***** Dataset *****
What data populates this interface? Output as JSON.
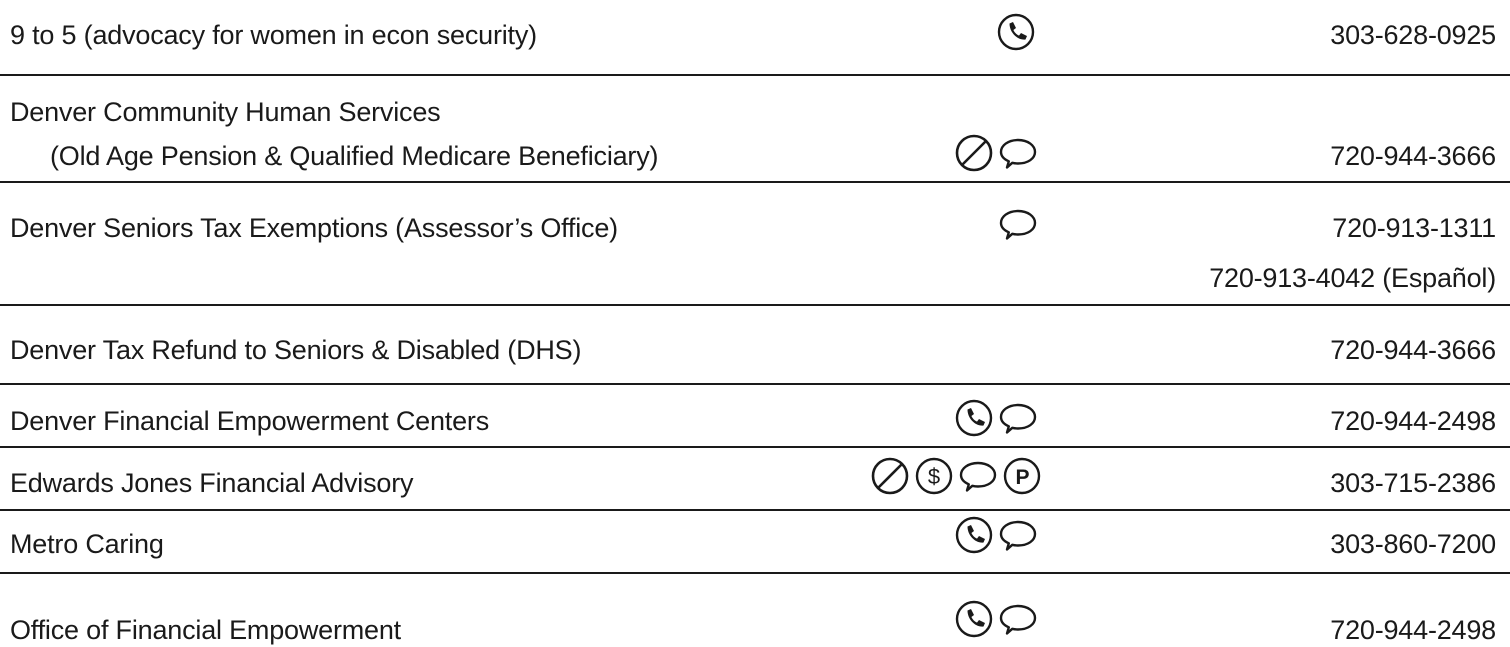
{
  "entries": [
    {
      "name": "9 to 5 (advocacy for women in econ security)",
      "icons": [
        "phone-icon"
      ],
      "phone": "303-628-0925"
    },
    {
      "name": "Denver Community Human Services",
      "subname": "(Old Age Pension & Qualified Medicare Beneficiary)",
      "icons": [
        "no-walk-in-icon",
        "speech-bubble-icon"
      ],
      "phone": "720-944-3666"
    },
    {
      "name": "Denver Seniors Tax Exemptions (Assessor’s Office)",
      "icons": [
        "speech-bubble-icon"
      ],
      "phone": "720-913-1311",
      "phone2": "720-913-4042 (Español)"
    },
    {
      "name": "Denver Tax Refund to Seniors & Disabled (DHS)",
      "icons": [],
      "phone": "720-944-3666"
    },
    {
      "name": "Denver Financial Empowerment Centers",
      "icons": [
        "phone-icon",
        "speech-bubble-icon"
      ],
      "phone": "720-944-2498"
    },
    {
      "name": "Edwards Jones Financial Advisory",
      "icons": [
        "no-walk-in-icon",
        "dollar-icon",
        "speech-bubble-icon",
        "parking-icon"
      ],
      "phone": "303-715-2386"
    },
    {
      "name": "Metro Caring",
      "icons": [
        "phone-icon",
        "speech-bubble-icon"
      ],
      "phone": "303-860-7200"
    },
    {
      "name": "Office of Financial Empowerment",
      "icons": [
        "phone-icon",
        "speech-bubble-icon"
      ],
      "phone": "720-944-2498"
    }
  ],
  "colors": {
    "text": "#1a1a1a",
    "rule": "#1a1a1a",
    "background": "#ffffff"
  }
}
*****
- **Your task**: Locate each line containing the string "Seniors" and show it.

- **Solved problem**:
      "name": "Denver Seniors Tax Exemptions (Assessor’s Office)",
      "name": "Denver Tax Refund to Seniors & Disabled (DHS)",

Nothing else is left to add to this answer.